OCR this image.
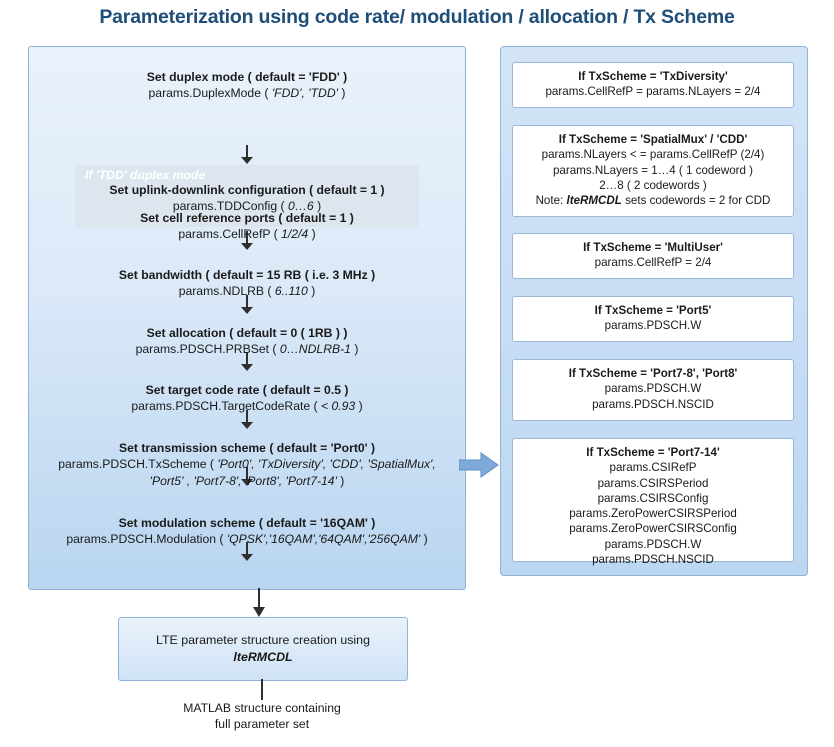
Parameterization using code rate/ modulation / allocation / Tx Scheme
If 'TDD' duplex mode
Set uplink-downlink configuration ( default = 1 )
params.TDDConfig ( 0…6 )
Set duplex mode ( default = 'FDD' )
params.DuplexMode ( 'FDD', 'TDD' )
Set cell reference ports ( default = 1 )
params.CellRefP ( 1/2/4 )
Set bandwidth ( default = 15 RB ( i.e. 3 MHz )
params.NDLRB ( 6..110 )
Set allocation ( default = 0 ( 1RB ) )
params.PDSCH.PRBSet ( 0…NDLRB-1 )
Set target code rate ( default = 0.5 )
params.PDSCH.TargetCodeRate ( < 0.93 )
Set transmission scheme ( default = 'Port0' )
params.PDSCH.TxScheme ( 'Port0', 'TxDiversity', 'CDD', 'SpatialMux',
'Port5' , 'Port7-8', 'Port8', 'Port7-14' )
Set modulation scheme ( default = '16QAM' )
params.PDSCH.Modulation ( 'QPSK','16QAM','64QAM','256QAM' )
If TxScheme = 'TxDiversity'
params.CellRefP = params.NLayers = 2/4
If TxScheme = 'SpatialMux' / 'CDD'
params.NLayers < = params.CellRefP (2/4)
params.NLayers = 1…4 ( 1 codeword )
2…8 ( 2 codewords )
Note: lteRMCDL sets codewords = 2 for CDD
If TxScheme = 'MultiUser'
params.CellRefP = 2/4
If TxScheme = 'Port5'
params.PDSCH.W
If TxScheme = 'Port7-8', 'Port8'
params.PDSCH.W
params.PDSCH.NSCID
If TxScheme = 'Port7-14'
params.CSIRefP
params.CSIRSPeriod
params.CSIRSConfig
params.ZeroPowerCSIRSPeriod
params.ZeroPowerCSIRSConfig
params.PDSCH.W
params.PDSCH.NSCID
LTE parameter structure creation using
lteRMCDL
MATLAB structure containing
full parameter set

▶ _Stated task_
Go through the listing above and write it all out exactly, leaving out any picture.

▶ _Response to the task_
OCR this image.
Parameterization using code rate/ modulation / allocation / Tx Scheme
If 'TDD' duplex mode
Set uplink-downlink configuration ( default = 1 )
params.TDDConfig ( 0…6 )
Set duplex mode ( default = 'FDD' )
params.DuplexMode ( 'FDD', 'TDD' )
Set cell reference ports ( default = 1 )
params.CellRefP ( 1/2/4 )
Set bandwidth ( default = 15 RB ( i.e. 3 MHz )
params.NDLRB ( 6..110 )
Set allocation ( default = 0 ( 1RB ) )
params.PDSCH.PRBSet ( 0…NDLRB-1 )
Set target code rate ( default = 0.5 )
params.PDSCH.TargetCodeRate ( < 0.93 )
Set transmission scheme ( default = 'Port0' )
params.PDSCH.TxScheme ( 'Port0', 'TxDiversity', 'CDD', 'SpatialMux',
'Port5' , 'Port7-8', 'Port8', 'Port7-14' )
Set modulation scheme ( default = '16QAM' )
params.PDSCH.Modulation ( 'QPSK','16QAM','64QAM','256QAM' )
If TxScheme = 'TxDiversity'
params.CellRefP = params.NLayers = 2/4
If TxScheme = 'SpatialMux' / 'CDD'
params.NLayers < = params.CellRefP (2/4)
params.NLayers = 1…4 ( 1 codeword )
2…8 ( 2 codewords )
Note: lteRMCDL sets codewords = 2 for CDD
If TxScheme = 'MultiUser'
params.CellRefP = 2/4
If TxScheme = 'Port5'
params.PDSCH.W
If TxScheme = 'Port7-8', 'Port8'
params.PDSCH.W
params.PDSCH.NSCID
If TxScheme = 'Port7-14'
params.CSIRefP
params.CSIRSPeriod
params.CSIRSConfig
params.ZeroPowerCSIRSPeriod
params.ZeroPowerCSIRSConfig
params.PDSCH.W
params.PDSCH.NSCID
LTE parameter structure creation using
lteRMCDL
MATLAB structure containing
full parameter set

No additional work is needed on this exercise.